Report back each line of the records that contains the string "имеет".

------ ENTRIES PROVIDED ------

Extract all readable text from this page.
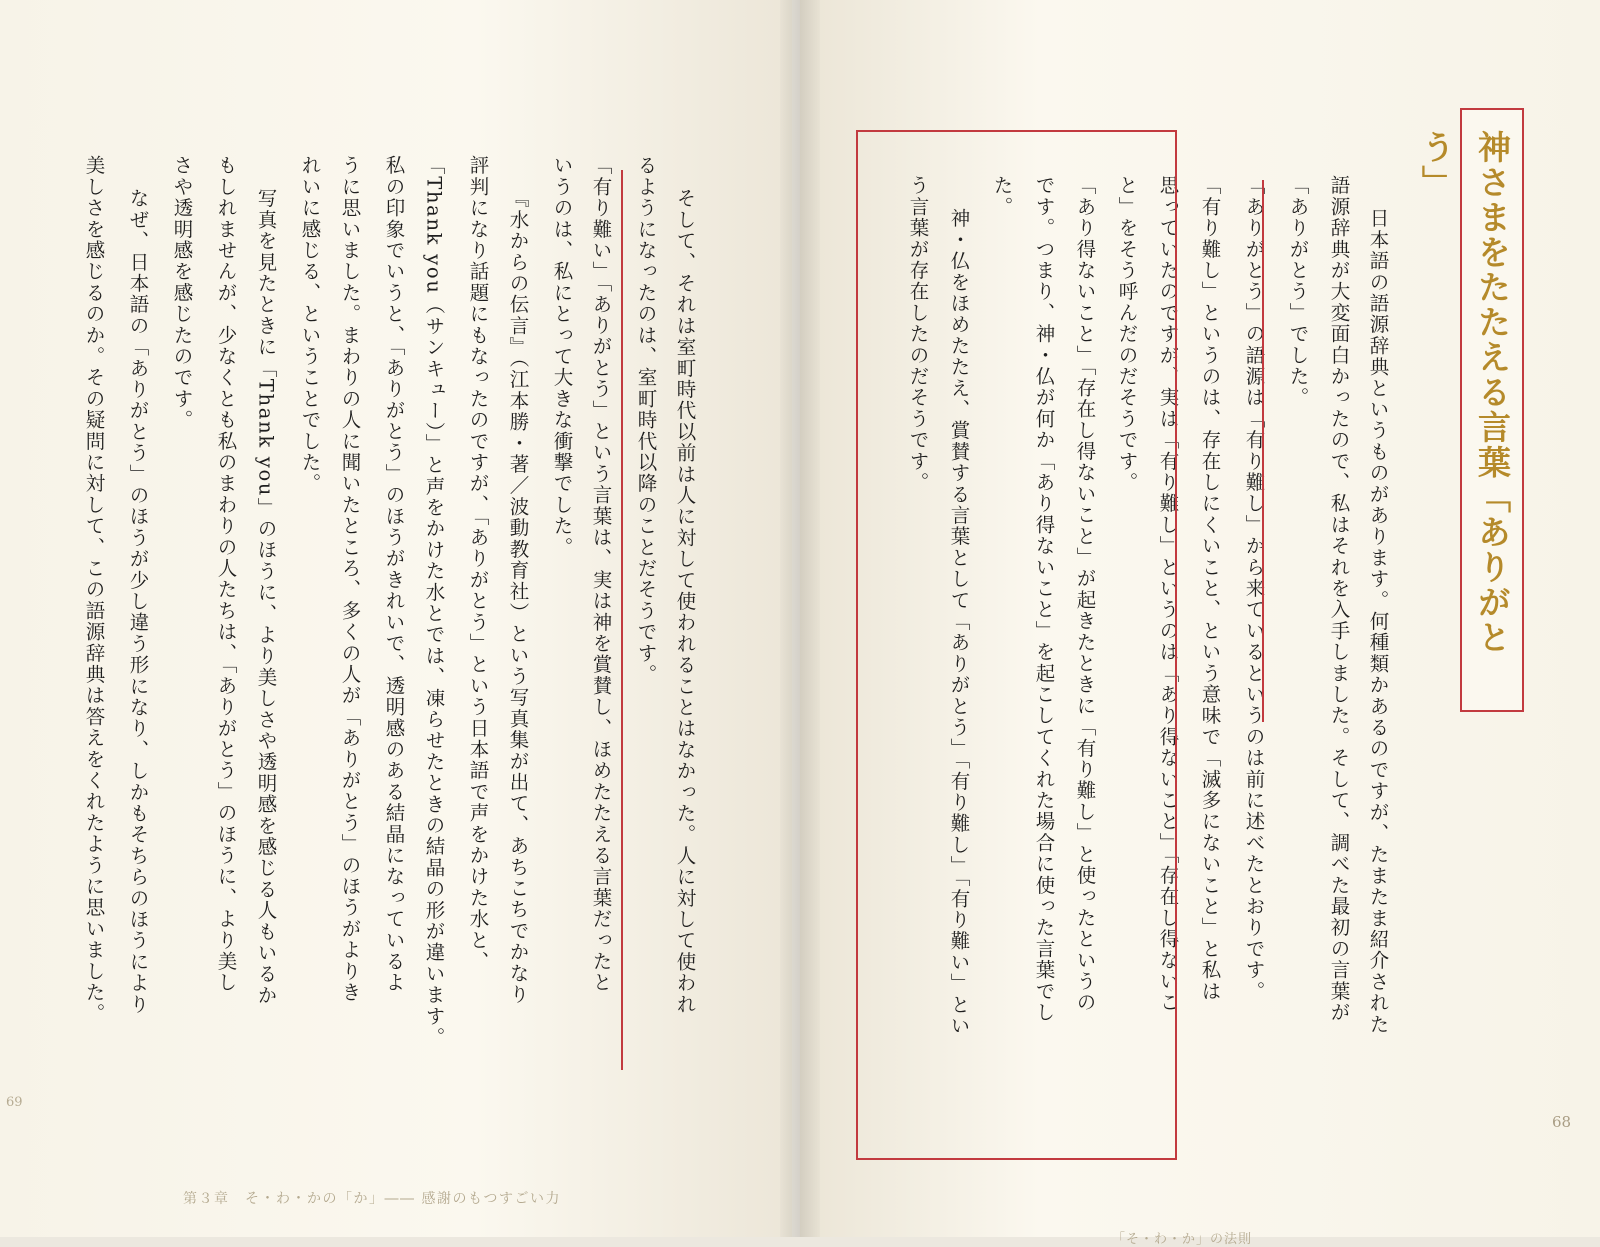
そして、それは室町時代以前は人に対して使われることはなかった。人に対して使われ

るようになったのは、室町時代以降のことだそうです。

「有り難い」「ありがとう」という言葉は、実は神を賞賛し、ほめたたえる言葉だったと

いうのは、私にとって大きな衝撃でした。

『水からの伝言』（江本勝・著／波動教育社）という写真集が出て、あちこちでかなり

評判になり話題にもなったのですが、「ありがとう」という日本語で声をかけた水と、

「Thank you（サンキュー）」と声をかけた水とでは、凍らせたときの結晶の形が違います。

私の印象でいうと、「ありがとう」のほうがきれいで、透明感のある結晶になっているよ

うに思いました。まわりの人に聞いたところ、多くの人が「ありがとう」のほうがよりき

れいに感じる、ということでした。

写真を見たときに「Thank you」のほうに、より美しさや透明感を感じる人もいるか

もしれませんが、少なくとも私のまわりの人たちは、「ありがとう」のほうに、より美し

さや透明感を感じたのです。

なぜ、日本語の「ありがとう」のほうが少し違う形になり、しかもそちらのほうにより

美しさを感じるのか。その疑問に対して、この語源辞典は答えをくれたように思いました。

69
第３章　そ・わ・かの「か」―― 感謝のもつすごい力
神さまをたたえる言葉「ありがとう」

日本語の語源辞典というものがあります。何種類かあるのですが、たまたま紹介された

語源辞典が大変面白かったので、私はそれを入手しました。そして、調べた最初の言葉が

「ありがとう」でした。

「ありがとう」の語源は「有り難し」から来ているというのは前に述べたとおりです。

「有り難し」というのは、存在しにくいこと、という意味で「滅多にないこと」と私は

思っていたのですが、実は「有り難し」というのは「あり得ないこと」「存在し得ないこ

と」をそう呼んだのだそうです。

「あり得ないこと」「存在し得ないこと」が起きたときに「有り難し」と使ったというの

です。つまり、神・仏が何か「あり得ないこと」を起こしてくれた場合に使った言葉でし

た。

神・仏をほめたたえ、賞賛する言葉として「ありがとう」「有り難し」「有り難い」とい

う言葉が存在したのだそうです。

68
「そ・わ・か」の法則
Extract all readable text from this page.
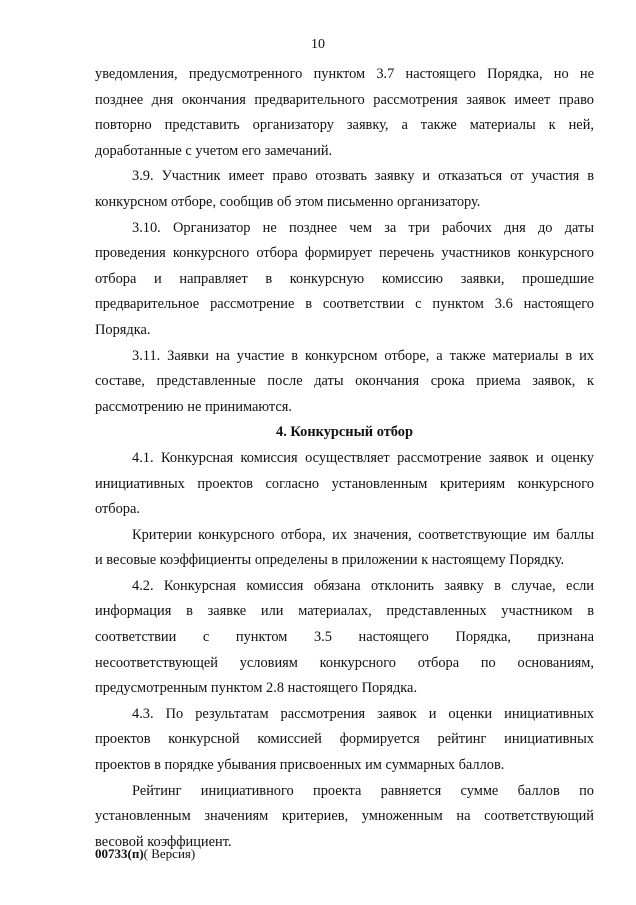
10
уведомления, предусмотренного пунктом 3.7 настоящего Порядка, но не
позднее дня окончания предварительного рассмотрения заявок имеет право
повторно представить организатору заявку, а также материалы к ней,
доработанные с учетом его замечаний.
3.9. Участник имеет право отозвать заявку и отказаться от участия в
конкурсном отборе, сообщив об этом письменно организатору.
3.10. Организатор не позднее чем за три рабочих дня до даты
проведения конкурсного отбора формирует перечень участников конкурсного
отбора и направляет в конкурсную комиссию заявки, прошедшие
предварительное рассмотрение в соответствии с пунктом 3.6 настоящего
Порядка.
3.11. Заявки на участие в конкурсном отборе, а также материалы в их
составе, представленные после даты окончания срока приема заявок, к
рассмотрению не принимаются.
4. Конкурсный отбор
4.1. Конкурсная комиссия осуществляет рассмотрение заявок и оценку
инициативных проектов согласно установленным критериям конкурсного
отбора.
Критерии конкурсного отбора, их значения, соответствующие им баллы
и весовые коэффициенты определены в приложении к настоящему Порядку.
4.2. Конкурсная комиссия обязана отклонить заявку в случае, если
информация в заявке или материалах, представленных участником в
соответствии с пунктом 3.5 настоящего Порядка, признана
несоответствующей условиям конкурсного отбора по основаниям,
предусмотренным пунктом 2.8 настоящего Порядка.
4.3. По результатам рассмотрения заявок и оценки инициативных
проектов конкурсной комиссией формируется рейтинг инициативных
проектов в порядке убывания присвоенных им суммарных баллов.
Рейтинг инициативного проекта равняется сумме баллов по
установленным значениям критериев, умноженным на соответствующий
весовой коэффициент.
00733(п)( Версия)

------

ANSWER TO THIS TASK:
позднее дня окончания предварительного рассмотрения заявок имеет право
3.9. Участник имеет право отозвать заявку и отказаться от участия в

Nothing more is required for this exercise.